DATA IN THIS EXERCISE:
□ □ □ □ □
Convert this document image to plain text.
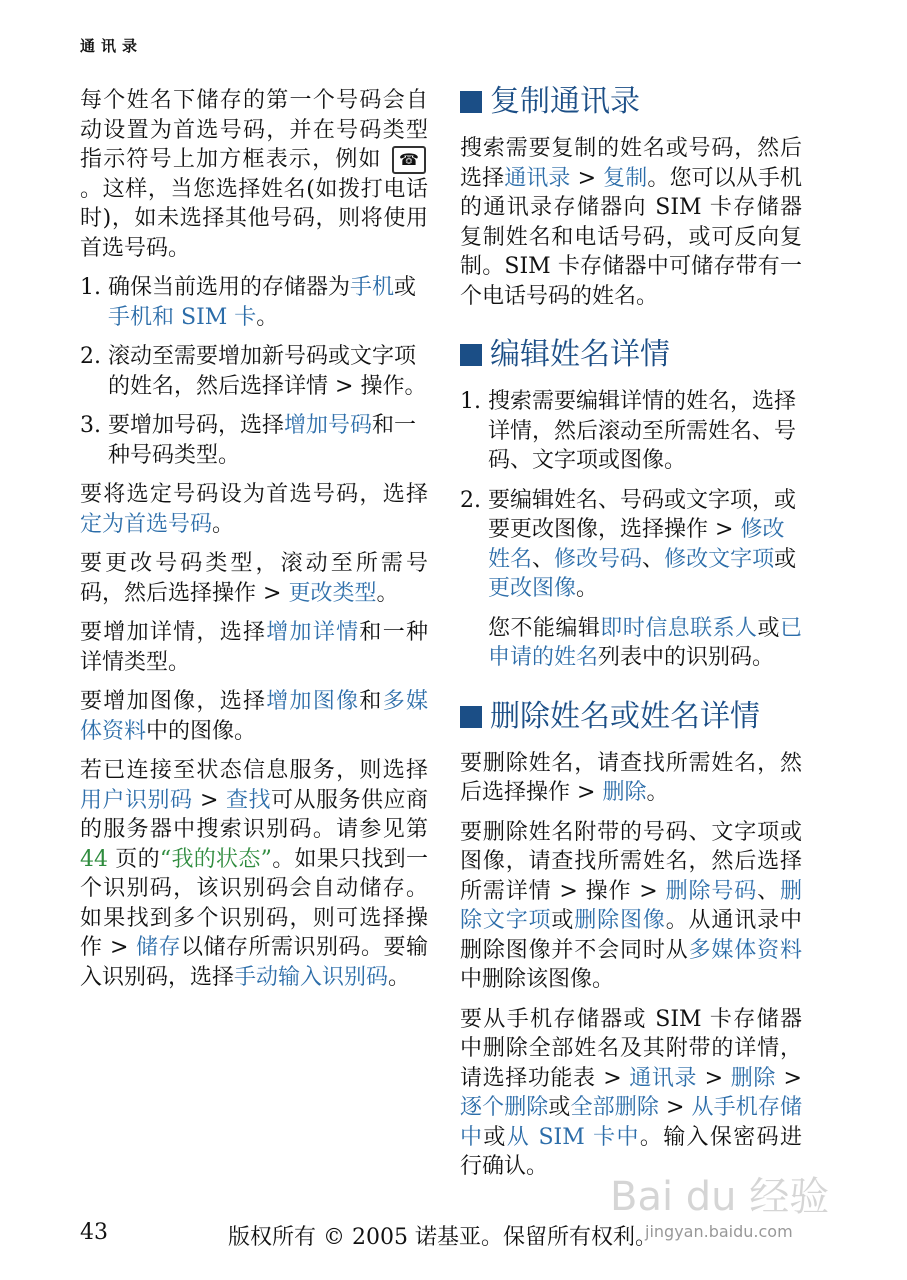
通讯录

每个姓名下储存的第一个号码会自动设置为首选号码，并在号码类型指示符号上加方框表示，例如 ☎。这样，当您选择姓名(如拨打电话时)，如未选择其他号码，则将使用首选号码。

1. 确保当前选用的存储器为手机或手机和 SIM 卡。
2. 滚动至需要增加新号码或文字项的姓名，然后选择详情 > 操作。
3. 要增加号码，选择增加号码和一种号码类型。

要将选定号码设为首选号码，选择定为首选号码。

要更改号码类型，滚动至所需号码，然后选择操作 > 更改类型。

要增加详情，选择增加详情和一种详情类型。

要增加图像，选择增加图像和多媒体资料中的图像。

若已连接至状态信息服务，则选择用户识别码 > 查找可从服务供应商的服务器中搜索识别码。请参见第 44 页的“我的状态”。如果只找到一个识别码，该识别码会自动储存。如果找到多个识别码，则可选择操作 > 储存以储存所需识别码。要输入识别码，选择手动输入识别码。

复制通讯录

搜索需要复制的姓名或号码，然后选择通讯录 > 复制。您可以从手机的通讯录存储器向 SIM 卡存储器复制姓名和电话号码，或可反向复制。SIM 卡存储器中可储存带有一个电话号码的姓名。

编辑姓名详情
1. 搜索需要编辑详情的姓名，选择详情，然后滚动至所需姓名、号码、文字项或图像。
2. 要编辑姓名、号码或文字项，或要更改图像，选择操作 > 修改姓名、修改号码、修改文字项或更改图像。

您不能编辑即时信息联系人或已申请的姓名列表中的识别码。

删除姓名或姓名详情

要删除姓名，请查找所需姓名，然后选择操作 > 删除。

要删除姓名附带的号码、文字项或图像，请查找所需姓名，然后选择所需详情 > 操作 > 删除号码、删除文字项或删除图像。从通讯录中删除图像并不会同时从多媒体资料中删除该图像。

要从手机存储器或 SIM 卡存储器中删除全部姓名及其附带的详情，请选择功能表 > 通讯录 > 删除 > 逐个删除或全部删除 > 从手机存储中或从 SIM 卡中。输入保密码进行确认。

Bai du 经验
jingyan.baidu.com
43	版权所有 © 2005 诺基亚。保留所有权利。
□ □ □ □ □
WHAT YOU ARE ASKED TO DO: Of the lines in this listing, how many contain "然后选择操作"? Reply with the number and nothing more.

WORKED ANSWER: 2